§ What the task asks: Write the material out again, line by line, exactly as it is.

§ Collected data entries:
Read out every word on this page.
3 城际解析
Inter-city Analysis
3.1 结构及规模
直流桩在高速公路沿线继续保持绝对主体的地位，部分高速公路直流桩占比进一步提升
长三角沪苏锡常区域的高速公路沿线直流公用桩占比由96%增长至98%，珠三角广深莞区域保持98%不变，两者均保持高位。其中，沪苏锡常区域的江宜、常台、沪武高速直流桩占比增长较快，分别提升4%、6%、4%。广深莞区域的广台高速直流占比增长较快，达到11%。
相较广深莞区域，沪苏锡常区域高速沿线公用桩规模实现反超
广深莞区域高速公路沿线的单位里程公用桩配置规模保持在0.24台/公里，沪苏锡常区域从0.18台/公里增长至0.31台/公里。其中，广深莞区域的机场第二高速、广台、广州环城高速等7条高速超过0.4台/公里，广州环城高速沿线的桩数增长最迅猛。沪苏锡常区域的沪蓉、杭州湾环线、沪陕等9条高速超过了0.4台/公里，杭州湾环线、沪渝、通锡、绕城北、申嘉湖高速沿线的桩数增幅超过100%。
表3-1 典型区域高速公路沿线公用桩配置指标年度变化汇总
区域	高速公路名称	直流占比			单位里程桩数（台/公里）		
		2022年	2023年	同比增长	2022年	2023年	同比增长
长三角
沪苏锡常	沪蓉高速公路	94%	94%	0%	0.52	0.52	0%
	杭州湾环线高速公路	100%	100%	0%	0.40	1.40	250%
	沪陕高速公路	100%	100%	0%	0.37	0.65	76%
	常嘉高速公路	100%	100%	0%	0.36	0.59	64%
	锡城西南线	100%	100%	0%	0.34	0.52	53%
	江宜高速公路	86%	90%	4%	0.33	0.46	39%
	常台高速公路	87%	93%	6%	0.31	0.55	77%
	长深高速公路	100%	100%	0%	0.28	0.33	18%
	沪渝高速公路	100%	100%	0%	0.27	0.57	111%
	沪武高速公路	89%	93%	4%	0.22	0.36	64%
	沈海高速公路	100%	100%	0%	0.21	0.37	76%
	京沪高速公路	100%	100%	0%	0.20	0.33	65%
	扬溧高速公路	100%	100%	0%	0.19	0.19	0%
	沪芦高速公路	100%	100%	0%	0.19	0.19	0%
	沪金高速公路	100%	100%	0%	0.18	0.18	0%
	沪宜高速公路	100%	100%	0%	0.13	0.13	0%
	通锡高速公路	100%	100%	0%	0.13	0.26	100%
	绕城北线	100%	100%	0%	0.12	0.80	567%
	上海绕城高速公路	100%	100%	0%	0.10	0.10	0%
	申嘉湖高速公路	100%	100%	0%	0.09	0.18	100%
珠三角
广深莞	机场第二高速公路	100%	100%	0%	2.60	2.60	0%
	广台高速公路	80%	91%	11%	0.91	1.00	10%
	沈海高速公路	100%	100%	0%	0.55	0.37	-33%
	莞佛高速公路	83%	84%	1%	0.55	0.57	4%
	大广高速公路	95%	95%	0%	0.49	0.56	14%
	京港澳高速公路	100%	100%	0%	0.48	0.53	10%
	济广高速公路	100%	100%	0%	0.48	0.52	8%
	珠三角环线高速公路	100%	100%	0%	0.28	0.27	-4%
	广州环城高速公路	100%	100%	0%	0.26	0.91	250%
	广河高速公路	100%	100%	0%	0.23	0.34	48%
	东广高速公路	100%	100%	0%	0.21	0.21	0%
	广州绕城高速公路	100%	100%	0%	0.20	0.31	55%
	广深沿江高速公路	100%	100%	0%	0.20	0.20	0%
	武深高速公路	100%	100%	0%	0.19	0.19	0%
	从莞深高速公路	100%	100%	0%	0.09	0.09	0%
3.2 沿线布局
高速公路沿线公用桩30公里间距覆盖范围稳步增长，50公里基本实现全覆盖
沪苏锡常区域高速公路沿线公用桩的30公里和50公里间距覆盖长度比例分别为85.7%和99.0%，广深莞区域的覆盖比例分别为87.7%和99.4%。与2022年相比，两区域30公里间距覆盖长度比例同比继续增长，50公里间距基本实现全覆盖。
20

§ Correct result:
Read out every word on this page.
3 城际解析
Inter-city Analysis
3.1 结构及规模
直流桩在高速公路沿线继续保持绝对主体的地位，部分高速公路直流桩占比进一步提升
长三角沪苏锡常区域的高速公路沿线直流公用桩占比由96%增长至98%，珠三角广深莞区域保持98%不变，两者均保持高位。其中，沪苏锡常区域的江宜、常台、沪武高速直流桩占比增长较快，分别提升4%、6%、4%。广深莞区域的广台高速直流占比增长较快，达到11%。
相较广深莞区域，沪苏锡常区域高速沿线公用桩规模实现反超
广深莞区域高速公路沿线的单位里程公用桩配置规模保持在0.24台/公里，沪苏锡常区域从0.18台/公里增长至0.31台/公里。其中，广深莞区域的机场第二高速、广台、广州环城高速等7条高速超过0.4台/公里，广州环城高速沿线的桩数增长最迅猛。沪苏锡常区域的沪蓉、杭州湾环线、沪陕等9条高速超过了0.4台/公里，杭州湾环线、沪渝、通锡、绕城北、申嘉湖高速沿线的桩数增幅超过100%。
表3-1 典型区域高速公路沿线公用桩配置指标年度变化汇总
区域	高速公路名称	直流占比			单位里程桩数（台/公里）		
		2022年	2023年	同比增长	2022年	2023年	同比增长
长三角
沪苏锡常	沪蓉高速公路	94%	94%	0%	0.52	0.52	0%
	杭州湾环线高速公路	100%	100%	0%	0.40	1.40	250%
	沪陕高速公路	100%	100%	0%	0.37	0.65	76%
	常嘉高速公路	100%	100%	0%	0.36	0.59	64%
	锡城西南线	100%	100%	0%	0.34	0.52	53%
	江宜高速公路	86%	90%	4%	0.33	0.46	39%
	常台高速公路	87%	93%	6%	0.31	0.55	77%
	长深高速公路	100%	100%	0%	0.28	0.33	18%
	沪渝高速公路	100%	100%	0%	0.27	0.57	111%
	沪武高速公路	89%	93%	4%	0.22	0.36	64%
	沈海高速公路	100%	100%	0%	0.21	0.37	76%
	京沪高速公路	100%	100%	0%	0.20	0.33	65%
	扬溧高速公路	100%	100%	0%	0.19	0.19	0%
	沪芦高速公路	100%	100%	0%	0.19	0.19	0%
	沪金高速公路	100%	100%	0%	0.18	0.18	0%
	沪宜高速公路	100%	100%	0%	0.13	0.13	0%
	通锡高速公路	100%	100%	0%	0.13	0.26	100%
	绕城北线	100%	100%	0%	0.12	0.80	567%
	上海绕城高速公路	100%	100%	0%	0.10	0.10	0%
	申嘉湖高速公路	100%	100%	0%	0.09	0.18	100%
珠三角
广深莞	机场第二高速公路	100%	100%	0%	2.60	2.60	0%
	广台高速公路	80%	91%	11%	0.91	1.00	10%
	沈海高速公路	100%	100%	0%	0.55	0.37	-33%
	莞佛高速公路	83%	84%	1%	0.55	0.57	4%
	大广高速公路	95%	95%	0%	0.49	0.56	14%
	京港澳高速公路	100%	100%	0%	0.48	0.53	10%
	济广高速公路	100%	100%	0%	0.48	0.52	8%
	珠三角环线高速公路	100%	100%	0%	0.28	0.27	-4%
	广州环城高速公路	100%	100%	0%	0.26	0.91	250%
	广河高速公路	100%	100%	0%	0.23	0.34	48%
	东广高速公路	100%	100%	0%	0.21	0.21	0%
	广州绕城高速公路	100%	100%	0%	0.20	0.31	55%
	广深沿江高速公路	100%	100%	0%	0.20	0.20	0%
	武深高速公路	100%	100%	0%	0.19	0.19	0%
	从莞深高速公路	100%	100%	0%	0.09	0.09	0%
3.2 沿线布局
高速公路沿线公用桩30公里间距覆盖范围稳步增长，50公里基本实现全覆盖
沪苏锡常区域高速公路沿线公用桩的30公里和50公里间距覆盖长度比例分别为85.7%和99.0%，广深莞区域的覆盖比例分别为87.7%和99.4%。与2022年相比，两区域30公里间距覆盖长度比例同比继续增长，50公里间距基本实现全覆盖。
20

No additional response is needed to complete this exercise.